=== Dataset records ===

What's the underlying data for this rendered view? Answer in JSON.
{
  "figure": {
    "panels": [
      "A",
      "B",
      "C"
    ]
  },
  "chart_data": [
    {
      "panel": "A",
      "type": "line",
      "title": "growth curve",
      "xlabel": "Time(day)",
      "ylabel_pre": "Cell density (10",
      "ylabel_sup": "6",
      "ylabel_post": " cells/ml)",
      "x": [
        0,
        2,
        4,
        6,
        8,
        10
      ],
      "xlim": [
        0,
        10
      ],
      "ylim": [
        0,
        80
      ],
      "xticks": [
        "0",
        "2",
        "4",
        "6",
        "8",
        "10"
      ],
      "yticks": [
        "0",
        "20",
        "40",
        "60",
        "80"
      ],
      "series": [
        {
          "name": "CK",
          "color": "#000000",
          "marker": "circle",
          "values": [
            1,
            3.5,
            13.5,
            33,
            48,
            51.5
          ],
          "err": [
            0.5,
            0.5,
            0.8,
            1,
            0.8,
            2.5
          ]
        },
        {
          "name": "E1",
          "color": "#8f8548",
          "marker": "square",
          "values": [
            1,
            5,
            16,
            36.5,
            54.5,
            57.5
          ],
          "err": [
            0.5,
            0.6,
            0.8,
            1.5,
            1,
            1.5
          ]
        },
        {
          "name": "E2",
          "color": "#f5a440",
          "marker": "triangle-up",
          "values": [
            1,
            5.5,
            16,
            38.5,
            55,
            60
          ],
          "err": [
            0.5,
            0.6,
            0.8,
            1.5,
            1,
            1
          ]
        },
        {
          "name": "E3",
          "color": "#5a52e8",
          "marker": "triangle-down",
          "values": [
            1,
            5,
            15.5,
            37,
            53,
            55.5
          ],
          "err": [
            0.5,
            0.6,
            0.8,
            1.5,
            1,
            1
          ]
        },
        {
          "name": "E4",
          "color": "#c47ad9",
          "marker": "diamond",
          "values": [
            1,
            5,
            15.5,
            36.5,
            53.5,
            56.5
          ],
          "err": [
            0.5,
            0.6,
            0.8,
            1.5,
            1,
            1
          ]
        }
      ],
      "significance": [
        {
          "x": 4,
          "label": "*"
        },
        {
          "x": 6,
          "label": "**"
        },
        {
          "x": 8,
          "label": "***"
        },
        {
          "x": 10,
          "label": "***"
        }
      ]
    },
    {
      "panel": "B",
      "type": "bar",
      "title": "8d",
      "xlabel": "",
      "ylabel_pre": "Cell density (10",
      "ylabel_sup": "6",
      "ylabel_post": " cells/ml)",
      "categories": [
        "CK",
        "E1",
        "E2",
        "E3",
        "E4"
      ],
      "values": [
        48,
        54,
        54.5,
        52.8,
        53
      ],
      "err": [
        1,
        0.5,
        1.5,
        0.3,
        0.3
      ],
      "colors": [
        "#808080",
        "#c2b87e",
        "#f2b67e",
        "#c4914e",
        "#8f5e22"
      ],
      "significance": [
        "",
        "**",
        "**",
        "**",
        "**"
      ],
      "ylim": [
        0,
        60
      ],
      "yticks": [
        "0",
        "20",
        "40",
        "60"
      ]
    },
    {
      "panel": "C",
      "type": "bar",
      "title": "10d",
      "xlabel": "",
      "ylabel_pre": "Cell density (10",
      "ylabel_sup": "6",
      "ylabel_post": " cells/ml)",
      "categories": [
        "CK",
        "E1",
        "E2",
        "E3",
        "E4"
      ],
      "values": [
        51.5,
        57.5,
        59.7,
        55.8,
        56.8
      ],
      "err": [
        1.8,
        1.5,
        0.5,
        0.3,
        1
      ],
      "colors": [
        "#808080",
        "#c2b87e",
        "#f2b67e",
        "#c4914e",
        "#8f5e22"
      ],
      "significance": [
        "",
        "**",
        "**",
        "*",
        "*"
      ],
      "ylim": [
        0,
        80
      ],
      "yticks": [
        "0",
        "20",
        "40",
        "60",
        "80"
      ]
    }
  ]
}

===

### What the task asks
Would you set the entries down again, exactly as they were written?

### Answer for the task
What's the underlying data for this rendered view? Answer in JSON.
{
  "figure": {
    "panels": [
      "A",
      "B",
      "C"
    ]
  },
  "chart_data": [
    {
      "panel": "A",
      "type": "line",
      "title": "growth curve",
      "xlabel": "Time(day)",
      "ylabel_pre": "Cell density (10",
      "ylabel_sup": "6",
      "ylabel_post": " cells/ml)",
      "x": [
        0,
        2,
        4,
        6,
        8,
        10
      ],
      "xlim": [
        0,
        10
      ],
      "ylim": [
        0,
        80
      ],
      "xticks": [
        "0",
        "2",
        "4",
        "6",
        "8",
        "10"
      ],
      "yticks": [
        "0",
        "20",
        "40",
        "60",
        "80"
      ],
      "series": [
        {
          "name": "CK",
          "color": "#000000",
          "marker": "circle",
          "values": [
            1,
            3.5,
            13.5,
            33,
            48,
            51.5
          ],
          "err": [
            0.5,
            0.5,
            0.8,
            1,
            0.8,
            2.5
          ]
        },
        {
          "name": "E1",
          "color": "#8f8548",
          "marker": "square",
          "values": [
            1,
            5,
            16,
            36.5,
            54.5,
            57.5
          ],
          "err": [
            0.5,
            0.6,
            0.8,
            1.5,
            1,
            1.5
          ]
        },
        {
          "name": "E2",
          "color": "#f5a440",
          "marker": "triangle-up",
          "values": [
            1,
            5.5,
            16,
            38.5,
            55,
            60
          ],
          "err": [
            0.5,
            0.6,
            0.8,
            1.5,
            1,
            1
          ]
        },
        {
          "name": "E3",
          "color": "#5a52e8",
          "marker": "triangle-down",
          "values": [
            1,
            5,
            15.5,
            37,
            53,
            55.5
          ],
          "err": [
            0.5,
            0.6,
            0.8,
            1.5,
            1,
            1
          ]
        },
        {
          "name": "E4",
          "color": "#c47ad9",
          "marker": "diamond",
          "values": [
            1,
            5,
            15.5,
            36.5,
            53.5,
            56.5
          ],
          "err": [
            0.5,
            0.6,
            0.8,
            1.5,
            1,
            1
          ]
        }
      ],
      "significance": [
        {
          "x": 4,
          "label": "*"
        },
        {
          "x": 6,
          "label": "**"
        },
        {
          "x": 8,
          "label": "***"
        },
        {
          "x": 10,
          "label": "***"
        }
      ]
    },
    {
      "panel": "B",
      "type": "bar",
      "title": "8d",
      "xlabel": "",
      "ylabel_pre": "Cell density (10",
      "ylabel_sup": "6",
      "ylabel_post": " cells/ml)",
      "categories": [
        "CK",
        "E1",
        "E2",
        "E3",
        "E4"
      ],
      "values": [
        48,
        54,
        54.5,
        52.8,
        53
      ],
      "err": [
        1,
        0.5,
        1.5,
        0.3,
        0.3
      ],
      "colors": [
        "#808080",
        "#c2b87e",
        "#f2b67e",
        "#c4914e",
        "#8f5e22"
      ],
      "significance": [
        "",
        "**",
        "**",
        "**",
        "**"
      ],
      "ylim": [
        0,
        60
      ],
      "yticks": [
        "0",
        "20",
        "40",
        "60"
      ]
    },
    {
      "panel": "C",
      "type": "bar",
      "title": "10d",
      "xlabel": "",
      "ylabel_pre": "Cell density (10",
      "ylabel_sup": "6",
      "ylabel_post": " cells/ml)",
      "categories": [
        "CK",
        "E1",
        "E2",
        "E3",
        "E4"
      ],
      "values": [
        51.5,
        57.5,
        59.7,
        55.8,
        56.8
      ],
      "err": [
        1.8,
        1.5,
        0.5,
        0.3,
        1
      ],
      "colors": [
        "#808080",
        "#c2b87e",
        "#f2b67e",
        "#c4914e",
        "#8f5e22"
      ],
      "significance": [
        "",
        "**",
        "**",
        "*",
        "*"
      ],
      "ylim": [
        0,
        80
      ],
      "yticks": [
        "0",
        "20",
        "40",
        "60",
        "80"
      ]
    }
  ]
}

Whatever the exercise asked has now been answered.